***** DATA IN THIS EXERCISE *****
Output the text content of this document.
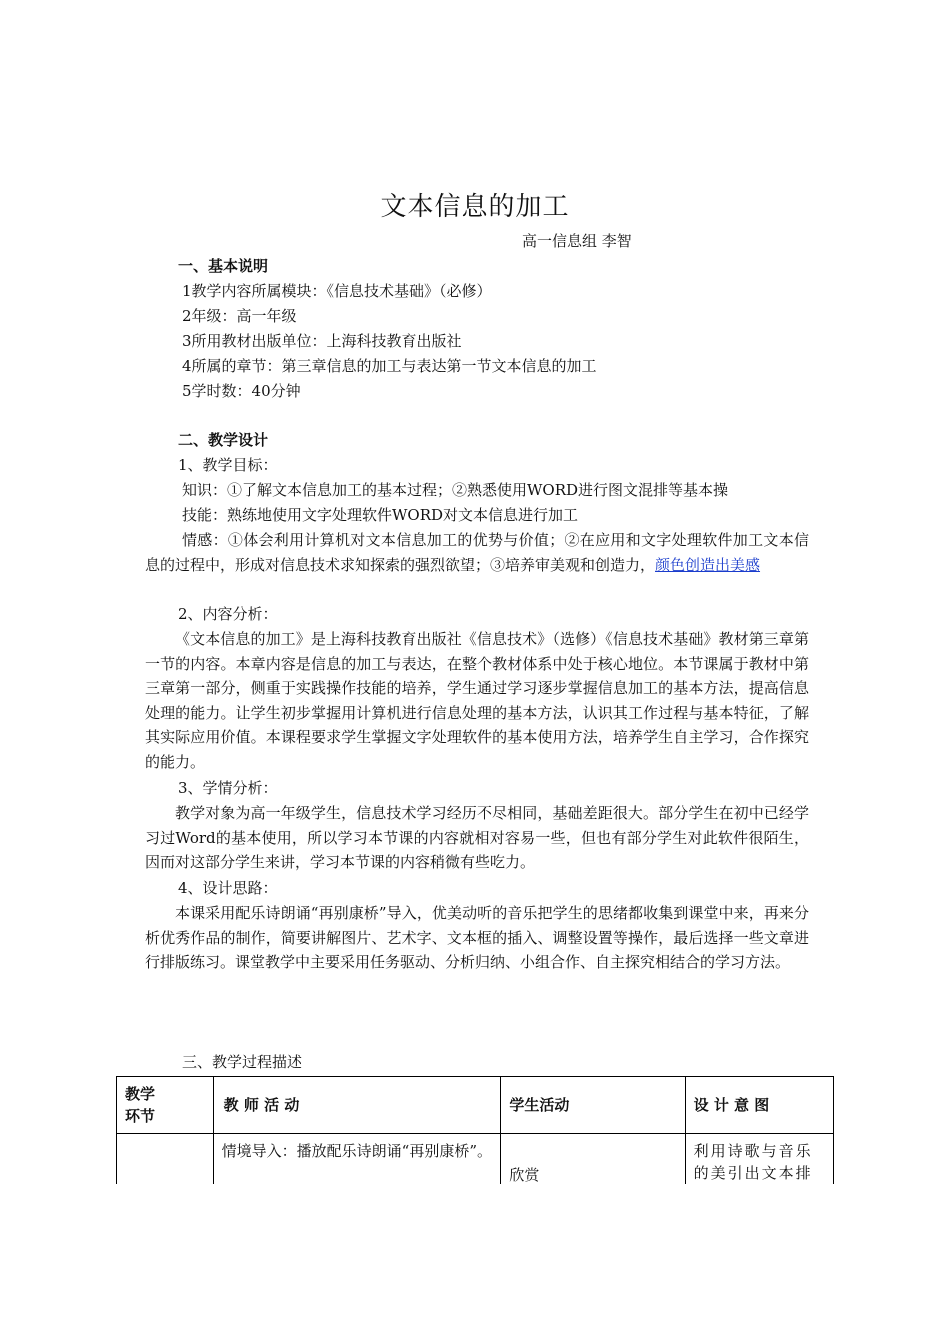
文本信息的加工
高一信息组 李智
一、基本说明
1教学内容所属模块：《信息技术基础》（必修）
2年级：高一年级
3所用教材出版单位：上海科技教育出版社
4所属的章节：第三章信息的加工与表达第一节文本信息的加工
5学时数：40分钟
二、教学设计
1、教学目标：
知识：①了解文本信息加工的基本过程；②熟悉使用WORD进行图文混排等基本操
技能：熟练地使用文字处理软件WORD对文本信息进行加工
情感：①体会利用计算机对文本信息加工的优势与价值；②在应用和文字处理软件加工文本信息的过程中，形成对信息技术求知探索的强烈欲望；③培养审美观和创造力，颜色创造出美感
2、内容分析：
《文本信息的加工》是上海科技教育出版社《信息技术》（选修）《信息技术基础》教材第三章第一节的内容。本章内容是信息的加工与表达，在整个教材体系中处于核心地位。本节课属于教材中第三章第一部分，侧重于实践操作技能的培养，学生通过学习逐步掌握信息加工的基本方法，提高信息处理的能力。让学生初步掌握用计算机进行信息处理的基本方法，认识其工作过程与基本特征，了解其实际应用价值。本课程要求学生掌握文字处理软件的基本使用方法，培养学生自主学习，合作探究的能力。
3、学情分析：
教学对象为高一年级学生，信息技术学习经历不尽相同，基础差距很大。部分学生在初中已经学习过Word的基本使用，所以学习本节课的内容就相对容易一些，但也有部分学生对此软件很陌生，因而对这部分学生来讲，学习本节课的内容稍微有些吃力。
4、设计思路：
本课采用配乐诗朗诵“再别康桥”导入，优美动听的音乐把学生的思绪都收集到课堂中来，再来分析优秀作品的制作，简要讲解图片、艺术字、文本框的插入、调整设置等操作，最后选择一些文章进行排版练习。课堂教学中主要采用任务驱动、分析归纳、小组合作、自主探究相结合的学习方法。
三、教学过程描述
教学
环节	教 师 活 动	学生活动	设 计 意 图
	情境导入：播放配乐诗朗诵“再别康桥”。	欣赏	利用诗歌与音乐的美引出文本排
*****
## EXERCISE BRIEF
Output the data exactly. Pictures don't belong in the result.

## ANSWER TO THIS EXERCISE
Output the text content of this document.
文本信息的加工
高一信息组 李智
一、基本说明
1教学内容所属模块：《信息技术基础》（必修）
2年级：高一年级
3所用教材出版单位：上海科技教育出版社
4所属的章节：第三章信息的加工与表达第一节文本信息的加工
5学时数：40分钟
二、教学设计
1、教学目标：
知识：①了解文本信息加工的基本过程；②熟悉使用WORD进行图文混排等基本操
技能：熟练地使用文字处理软件WORD对文本信息进行加工
情感：①体会利用计算机对文本信息加工的优势与价值；②在应用和文字处理软件加工文本信息的过程中，形成对信息技术求知探索的强烈欲望；③培养审美观和创造力，颜色创造出美感
2、内容分析：
《文本信息的加工》是上海科技教育出版社《信息技术》（选修）《信息技术基础》教材第三章第一节的内容。本章内容是信息的加工与表达，在整个教材体系中处于核心地位。本节课属于教材中第三章第一部分，侧重于实践操作技能的培养，学生通过学习逐步掌握信息加工的基本方法，提高信息处理的能力。让学生初步掌握用计算机进行信息处理的基本方法，认识其工作过程与基本特征，了解其实际应用价值。本课程要求学生掌握文字处理软件的基本使用方法，培养学生自主学习，合作探究的能力。
3、学情分析：
教学对象为高一年级学生，信息技术学习经历不尽相同，基础差距很大。部分学生在初中已经学习过Word的基本使用，所以学习本节课的内容就相对容易一些，但也有部分学生对此软件很陌生，因而对这部分学生来讲，学习本节课的内容稍微有些吃力。
4、设计思路：
本课采用配乐诗朗诵“再别康桥”导入，优美动听的音乐把学生的思绪都收集到课堂中来，再来分析优秀作品的制作，简要讲解图片、艺术字、文本框的插入、调整设置等操作，最后选择一些文章进行排版练习。课堂教学中主要采用任务驱动、分析归纳、小组合作、自主探究相结合的学习方法。
三、教学过程描述
教学
环节	教 师 活 动	学生活动	设 计 意 图
	情境导入：播放配乐诗朗诵“再别康桥”。	欣赏	利用诗歌与音乐的美引出文本排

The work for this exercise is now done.